The task:
Check each line below for the word "Kita", and copy those that have it.

[Dataset excerpt]
================

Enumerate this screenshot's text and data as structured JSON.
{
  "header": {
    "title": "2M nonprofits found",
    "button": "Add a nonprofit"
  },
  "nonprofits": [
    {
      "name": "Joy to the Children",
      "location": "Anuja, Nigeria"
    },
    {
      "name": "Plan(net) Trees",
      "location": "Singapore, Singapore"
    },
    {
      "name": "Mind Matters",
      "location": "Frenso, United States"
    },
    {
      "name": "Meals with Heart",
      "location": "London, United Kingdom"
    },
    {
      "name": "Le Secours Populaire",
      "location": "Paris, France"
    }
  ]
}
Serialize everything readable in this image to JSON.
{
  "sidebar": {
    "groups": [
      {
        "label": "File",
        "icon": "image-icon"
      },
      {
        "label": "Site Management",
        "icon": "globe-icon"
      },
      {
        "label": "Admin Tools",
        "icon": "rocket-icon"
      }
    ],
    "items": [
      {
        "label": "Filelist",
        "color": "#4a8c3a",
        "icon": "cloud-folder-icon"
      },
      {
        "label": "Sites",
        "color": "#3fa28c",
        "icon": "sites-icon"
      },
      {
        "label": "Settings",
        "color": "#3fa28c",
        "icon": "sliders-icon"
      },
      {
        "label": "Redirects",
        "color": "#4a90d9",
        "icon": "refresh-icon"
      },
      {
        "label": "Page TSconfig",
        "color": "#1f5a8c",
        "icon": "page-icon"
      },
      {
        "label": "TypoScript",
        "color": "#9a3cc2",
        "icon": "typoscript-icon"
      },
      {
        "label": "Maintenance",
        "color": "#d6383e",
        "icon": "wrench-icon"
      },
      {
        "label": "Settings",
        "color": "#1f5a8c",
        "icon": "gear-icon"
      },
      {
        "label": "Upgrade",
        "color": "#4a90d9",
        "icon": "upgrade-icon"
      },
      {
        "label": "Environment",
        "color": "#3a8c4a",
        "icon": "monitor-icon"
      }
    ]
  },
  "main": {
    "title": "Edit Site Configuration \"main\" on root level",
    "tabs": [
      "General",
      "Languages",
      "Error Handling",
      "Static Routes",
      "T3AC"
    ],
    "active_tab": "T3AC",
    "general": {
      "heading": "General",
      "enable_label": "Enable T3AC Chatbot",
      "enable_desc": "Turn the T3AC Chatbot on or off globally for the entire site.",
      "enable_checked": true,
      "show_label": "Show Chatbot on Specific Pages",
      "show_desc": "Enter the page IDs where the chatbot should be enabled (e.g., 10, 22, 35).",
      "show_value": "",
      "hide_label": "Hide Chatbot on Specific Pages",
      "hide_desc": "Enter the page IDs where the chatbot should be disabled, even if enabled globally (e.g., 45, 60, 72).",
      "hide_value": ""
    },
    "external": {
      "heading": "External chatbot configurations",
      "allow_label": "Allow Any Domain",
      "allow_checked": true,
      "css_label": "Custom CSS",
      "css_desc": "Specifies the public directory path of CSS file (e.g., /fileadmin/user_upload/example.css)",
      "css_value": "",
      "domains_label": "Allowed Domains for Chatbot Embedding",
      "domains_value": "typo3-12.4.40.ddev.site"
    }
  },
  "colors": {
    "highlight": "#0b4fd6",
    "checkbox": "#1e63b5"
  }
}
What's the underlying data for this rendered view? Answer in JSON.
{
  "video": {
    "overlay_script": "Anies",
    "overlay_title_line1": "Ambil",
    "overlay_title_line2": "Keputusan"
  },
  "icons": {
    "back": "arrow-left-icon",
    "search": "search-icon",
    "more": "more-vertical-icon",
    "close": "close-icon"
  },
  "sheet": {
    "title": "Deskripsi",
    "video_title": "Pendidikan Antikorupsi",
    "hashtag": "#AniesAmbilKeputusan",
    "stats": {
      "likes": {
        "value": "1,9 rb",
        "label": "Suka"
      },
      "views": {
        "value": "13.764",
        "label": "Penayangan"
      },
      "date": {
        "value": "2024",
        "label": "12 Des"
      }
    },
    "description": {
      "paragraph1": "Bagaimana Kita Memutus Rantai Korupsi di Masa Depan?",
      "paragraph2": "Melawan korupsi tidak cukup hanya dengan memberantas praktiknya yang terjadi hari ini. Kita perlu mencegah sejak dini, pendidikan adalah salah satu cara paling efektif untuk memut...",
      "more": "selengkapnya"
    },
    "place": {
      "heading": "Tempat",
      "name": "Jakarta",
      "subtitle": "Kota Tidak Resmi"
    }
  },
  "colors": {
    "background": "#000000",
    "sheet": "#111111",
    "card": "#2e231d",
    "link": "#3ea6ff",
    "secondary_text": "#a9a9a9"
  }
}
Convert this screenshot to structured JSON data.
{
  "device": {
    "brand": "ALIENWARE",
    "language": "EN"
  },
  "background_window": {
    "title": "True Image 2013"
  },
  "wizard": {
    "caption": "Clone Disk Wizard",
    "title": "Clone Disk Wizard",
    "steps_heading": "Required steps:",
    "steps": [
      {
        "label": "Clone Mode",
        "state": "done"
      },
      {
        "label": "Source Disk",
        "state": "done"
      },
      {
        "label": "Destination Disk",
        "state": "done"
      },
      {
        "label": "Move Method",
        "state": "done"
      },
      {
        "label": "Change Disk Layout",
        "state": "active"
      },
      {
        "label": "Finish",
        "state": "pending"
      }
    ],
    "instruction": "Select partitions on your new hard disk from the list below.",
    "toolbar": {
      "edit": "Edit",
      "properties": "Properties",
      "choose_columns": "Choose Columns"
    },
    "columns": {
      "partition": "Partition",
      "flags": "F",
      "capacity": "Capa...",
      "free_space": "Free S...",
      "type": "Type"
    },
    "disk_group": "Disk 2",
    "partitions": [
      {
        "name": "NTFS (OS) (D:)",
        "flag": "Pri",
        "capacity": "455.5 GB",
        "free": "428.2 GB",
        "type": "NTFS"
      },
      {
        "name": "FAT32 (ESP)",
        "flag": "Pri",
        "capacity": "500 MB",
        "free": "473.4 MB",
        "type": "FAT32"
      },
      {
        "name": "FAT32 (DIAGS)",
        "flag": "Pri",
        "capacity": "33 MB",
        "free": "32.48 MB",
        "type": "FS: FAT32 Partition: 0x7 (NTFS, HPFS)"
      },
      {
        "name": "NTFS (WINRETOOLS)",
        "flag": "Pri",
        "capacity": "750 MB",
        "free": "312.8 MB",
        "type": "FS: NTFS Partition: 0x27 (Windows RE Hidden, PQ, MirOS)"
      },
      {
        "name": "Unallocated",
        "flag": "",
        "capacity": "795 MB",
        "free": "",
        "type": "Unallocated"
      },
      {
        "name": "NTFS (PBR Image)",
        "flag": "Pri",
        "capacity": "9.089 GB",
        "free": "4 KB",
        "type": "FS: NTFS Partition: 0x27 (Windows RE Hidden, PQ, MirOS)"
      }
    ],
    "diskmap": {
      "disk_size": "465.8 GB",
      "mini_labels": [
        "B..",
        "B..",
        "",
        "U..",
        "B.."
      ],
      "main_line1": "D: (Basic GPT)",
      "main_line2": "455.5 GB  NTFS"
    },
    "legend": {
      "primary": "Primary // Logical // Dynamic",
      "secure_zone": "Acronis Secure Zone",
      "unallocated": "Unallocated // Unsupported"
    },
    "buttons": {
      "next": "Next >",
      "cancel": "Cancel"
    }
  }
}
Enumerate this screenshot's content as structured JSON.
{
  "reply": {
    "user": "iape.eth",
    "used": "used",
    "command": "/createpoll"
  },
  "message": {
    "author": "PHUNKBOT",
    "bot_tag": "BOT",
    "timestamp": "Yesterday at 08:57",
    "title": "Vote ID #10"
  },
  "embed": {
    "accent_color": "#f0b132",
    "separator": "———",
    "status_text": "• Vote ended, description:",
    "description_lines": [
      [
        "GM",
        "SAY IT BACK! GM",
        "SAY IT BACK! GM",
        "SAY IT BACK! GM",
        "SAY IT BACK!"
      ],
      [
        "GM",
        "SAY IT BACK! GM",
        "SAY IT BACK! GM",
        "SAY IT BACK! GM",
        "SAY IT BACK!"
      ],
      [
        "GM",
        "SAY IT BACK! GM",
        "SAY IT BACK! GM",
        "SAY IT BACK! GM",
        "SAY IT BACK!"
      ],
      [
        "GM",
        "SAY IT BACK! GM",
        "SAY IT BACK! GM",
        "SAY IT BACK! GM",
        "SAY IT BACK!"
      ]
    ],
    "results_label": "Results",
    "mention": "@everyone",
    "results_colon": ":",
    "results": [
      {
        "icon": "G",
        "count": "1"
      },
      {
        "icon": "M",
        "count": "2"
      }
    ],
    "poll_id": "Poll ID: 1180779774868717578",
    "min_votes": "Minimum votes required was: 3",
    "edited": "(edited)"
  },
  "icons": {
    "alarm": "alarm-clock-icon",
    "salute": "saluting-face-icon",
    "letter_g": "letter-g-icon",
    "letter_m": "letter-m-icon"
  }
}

================

Full output:
      "paragraph1": "Bagaimana Kita Memutus Rantai Korupsi di Masa Depan?",
      "paragraph2": "Melawan korupsi tidak cukup hanya dengan memberantas praktiknya yang terjadi hari ini. Kita perlu mencegah sejak dini, pendidikan adalah salah satu cara paling efektif untuk memut...",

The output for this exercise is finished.